Aim -
Write out the listing in full, matching it word for word.

Supplied material -
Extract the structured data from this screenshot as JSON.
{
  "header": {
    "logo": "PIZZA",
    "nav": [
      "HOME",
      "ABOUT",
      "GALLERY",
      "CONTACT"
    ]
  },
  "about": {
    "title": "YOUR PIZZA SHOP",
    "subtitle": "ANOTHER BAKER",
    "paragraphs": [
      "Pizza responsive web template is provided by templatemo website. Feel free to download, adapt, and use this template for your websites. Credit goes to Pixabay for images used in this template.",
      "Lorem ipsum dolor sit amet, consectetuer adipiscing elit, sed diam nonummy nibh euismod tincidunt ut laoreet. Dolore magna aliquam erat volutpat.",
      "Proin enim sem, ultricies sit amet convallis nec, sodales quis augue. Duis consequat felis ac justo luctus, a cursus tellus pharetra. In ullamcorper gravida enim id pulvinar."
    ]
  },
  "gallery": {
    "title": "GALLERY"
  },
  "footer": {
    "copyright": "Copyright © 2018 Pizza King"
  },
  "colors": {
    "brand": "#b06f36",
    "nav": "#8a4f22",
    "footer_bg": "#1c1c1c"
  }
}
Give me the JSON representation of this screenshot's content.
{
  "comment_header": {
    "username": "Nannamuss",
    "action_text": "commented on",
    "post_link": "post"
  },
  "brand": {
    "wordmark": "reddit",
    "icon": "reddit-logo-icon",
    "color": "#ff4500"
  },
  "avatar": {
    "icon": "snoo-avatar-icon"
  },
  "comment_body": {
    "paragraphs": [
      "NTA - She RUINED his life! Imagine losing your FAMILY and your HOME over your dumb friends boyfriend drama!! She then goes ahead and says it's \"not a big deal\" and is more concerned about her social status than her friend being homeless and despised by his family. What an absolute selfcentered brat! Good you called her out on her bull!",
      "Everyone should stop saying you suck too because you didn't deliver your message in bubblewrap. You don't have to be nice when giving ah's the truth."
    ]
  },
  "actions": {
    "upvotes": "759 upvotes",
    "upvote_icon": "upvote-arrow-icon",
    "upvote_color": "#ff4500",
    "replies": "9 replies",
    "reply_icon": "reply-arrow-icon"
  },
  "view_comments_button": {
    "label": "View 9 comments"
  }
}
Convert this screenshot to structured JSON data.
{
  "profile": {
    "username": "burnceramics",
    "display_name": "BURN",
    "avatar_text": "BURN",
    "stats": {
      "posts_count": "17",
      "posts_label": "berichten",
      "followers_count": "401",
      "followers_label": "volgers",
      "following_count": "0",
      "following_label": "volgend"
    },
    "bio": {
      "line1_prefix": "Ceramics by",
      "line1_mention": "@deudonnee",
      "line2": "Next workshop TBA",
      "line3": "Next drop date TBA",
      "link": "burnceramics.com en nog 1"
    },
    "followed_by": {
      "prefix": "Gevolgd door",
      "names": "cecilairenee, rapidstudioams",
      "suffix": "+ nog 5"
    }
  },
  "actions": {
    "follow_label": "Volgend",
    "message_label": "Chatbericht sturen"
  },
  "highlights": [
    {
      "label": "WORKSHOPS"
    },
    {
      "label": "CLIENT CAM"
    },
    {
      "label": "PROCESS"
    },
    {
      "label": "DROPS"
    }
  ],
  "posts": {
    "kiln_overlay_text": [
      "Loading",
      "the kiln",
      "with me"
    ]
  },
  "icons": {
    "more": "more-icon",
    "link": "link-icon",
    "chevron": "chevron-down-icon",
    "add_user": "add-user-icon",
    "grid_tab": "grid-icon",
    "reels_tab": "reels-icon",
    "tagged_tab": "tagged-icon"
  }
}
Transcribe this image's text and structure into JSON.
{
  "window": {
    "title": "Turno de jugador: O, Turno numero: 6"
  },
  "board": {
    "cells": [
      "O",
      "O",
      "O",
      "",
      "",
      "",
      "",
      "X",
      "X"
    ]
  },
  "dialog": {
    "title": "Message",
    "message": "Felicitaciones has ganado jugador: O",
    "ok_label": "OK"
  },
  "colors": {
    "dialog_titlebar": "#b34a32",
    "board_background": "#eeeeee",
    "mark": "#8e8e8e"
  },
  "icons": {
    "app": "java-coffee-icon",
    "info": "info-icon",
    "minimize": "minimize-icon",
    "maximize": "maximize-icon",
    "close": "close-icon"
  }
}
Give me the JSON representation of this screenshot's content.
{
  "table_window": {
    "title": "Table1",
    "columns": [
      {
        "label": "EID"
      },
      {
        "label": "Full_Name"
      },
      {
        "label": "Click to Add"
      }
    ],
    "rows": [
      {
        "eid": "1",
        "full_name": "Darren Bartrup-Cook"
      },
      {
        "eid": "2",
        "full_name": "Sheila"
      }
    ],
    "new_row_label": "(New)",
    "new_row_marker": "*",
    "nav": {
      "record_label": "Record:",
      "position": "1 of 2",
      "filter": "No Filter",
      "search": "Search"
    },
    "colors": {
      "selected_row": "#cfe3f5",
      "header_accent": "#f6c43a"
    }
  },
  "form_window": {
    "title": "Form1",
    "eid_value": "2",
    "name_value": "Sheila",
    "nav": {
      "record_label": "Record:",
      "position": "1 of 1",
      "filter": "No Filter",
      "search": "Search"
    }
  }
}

Task answer -
Extract the structured data from this screenshot as JSON.
{
  "header": {
    "logo": "PIZZA",
    "nav": [
      "HOME",
      "ABOUT",
      "GALLERY",
      "CONTACT"
    ]
  },
  "about": {
    "title": "YOUR PIZZA SHOP",
    "subtitle": "ANOTHER BAKER",
    "paragraphs": [
      "Pizza responsive web template is provided by templatemo website. Feel free to download, adapt, and use this template for your websites. Credit goes to Pixabay for images used in this template.",
      "Lorem ipsum dolor sit amet, consectetuer adipiscing elit, sed diam nonummy nibh euismod tincidunt ut laoreet. Dolore magna aliquam erat volutpat.",
      "Proin enim sem, ultricies sit amet convallis nec, sodales quis augue. Duis consequat felis ac justo luctus, a cursus tellus pharetra. In ullamcorper gravida enim id pulvinar."
    ]
  },
  "gallery": {
    "title": "GALLERY"
  },
  "footer": {
    "copyright": "Copyright © 2018 Pizza King"
  },
  "colors": {
    "brand": "#b06f36",
    "nav": "#8a4f22",
    "footer_bg": "#1c1c1c"
  }
}
Give me the JSON representation of this screenshot's content.
{
  "comment_header": {
    "username": "Nannamuss",
    "action_text": "commented on",
    "post_link": "post"
  },
  "brand": {
    "wordmark": "reddit",
    "icon": "reddit-logo-icon",
    "color": "#ff4500"
  },
  "avatar": {
    "icon": "snoo-avatar-icon"
  },
  "comment_body": {
    "paragraphs": [
      "NTA - She RUINED his life! Imagine losing your FAMILY and your HOME over your dumb friends boyfriend drama!! She then goes ahead and says it's \"not a big deal\" and is more concerned about her social status than her friend being homeless and despised by his family. What an absolute selfcentered brat! Good you called her out on her bull!",
      "Everyone should stop saying you suck too because you didn't deliver your message in bubblewrap. You don't have to be nice when giving ah's the truth."
    ]
  },
  "actions": {
    "upvotes": "759 upvotes",
    "upvote_icon": "upvote-arrow-icon",
    "upvote_color": "#ff4500",
    "replies": "9 replies",
    "reply_icon": "reply-arrow-icon"
  },
  "view_comments_button": {
    "label": "View 9 comments"
  }
}
Convert this screenshot to structured JSON data.
{
  "profile": {
    "username": "burnceramics",
    "display_name": "BURN",
    "avatar_text": "BURN",
    "stats": {
      "posts_count": "17",
      "posts_label": "berichten",
      "followers_count": "401",
      "followers_label": "volgers",
      "following_count": "0",
      "following_label": "volgend"
    },
    "bio": {
      "line1_prefix": "Ceramics by",
      "line1_mention": "@deudonnee",
      "line2": "Next workshop TBA",
      "line3": "Next drop date TBA",
      "link": "burnceramics.com en nog 1"
    },
    "followed_by": {
      "prefix": "Gevolgd door",
      "names": "cecilairenee, rapidstudioams",
      "suffix": "+ nog 5"
    }
  },
  "actions": {
    "follow_label": "Volgend",
    "message_label": "Chatbericht sturen"
  },
  "highlights": [
    {
      "label": "WORKSHOPS"
    },
    {
      "label": "CLIENT CAM"
    },
    {
      "label": "PROCESS"
    },
    {
      "label": "DROPS"
    }
  ],
  "posts": {
    "kiln_overlay_text": [
      "Loading",
      "the kiln",
      "with me"
    ]
  },
  "icons": {
    "more": "more-icon",
    "link": "link-icon",
    "chevron": "chevron-down-icon",
    "add_user": "add-user-icon",
    "grid_tab": "grid-icon",
    "reels_tab": "reels-icon",
    "tagged_tab": "tagged-icon"
  }
}
Transcribe this image's text and structure into JSON.
{
  "window": {
    "title": "Turno de jugador: O, Turno numero: 6"
  },
  "board": {
    "cells": [
      "O",
      "O",
      "O",
      "",
      "",
      "",
      "",
      "X",
      "X"
    ]
  },
  "dialog": {
    "title": "Message",
    "message": "Felicitaciones has ganado jugador: O",
    "ok_label": "OK"
  },
  "colors": {
    "dialog_titlebar": "#b34a32",
    "board_background": "#eeeeee",
    "mark": "#8e8e8e"
  },
  "icons": {
    "app": "java-coffee-icon",
    "info": "info-icon",
    "minimize": "minimize-icon",
    "maximize": "maximize-icon",
    "close": "close-icon"
  }
}
Give me the JSON representation of this screenshot's content.
{
  "table_window": {
    "title": "Table1",
    "columns": [
      {
        "label": "EID"
      },
      {
        "label": "Full_Name"
      },
      {
        "label": "Click to Add"
      }
    ],
    "rows": [
      {
        "eid": "1",
        "full_name": "Darren Bartrup-Cook"
      },
      {
        "eid": "2",
        "full_name": "Sheila"
      }
    ],
    "new_row_label": "(New)",
    "new_row_marker": "*",
    "nav": {
      "record_label": "Record:",
      "position": "1 of 2",
      "filter": "No Filter",
      "search": "Search"
    },
    "colors": {
      "selected_row": "#cfe3f5",
      "header_accent": "#f6c43a"
    }
  },
  "form_window": {
    "title": "Form1",
    "eid_value": "2",
    "name_value": "Sheila",
    "nav": {
      "record_label": "Record:",
      "position": "1 of 1",
      "filter": "No Filter",
      "search": "Search"
    }
  }
}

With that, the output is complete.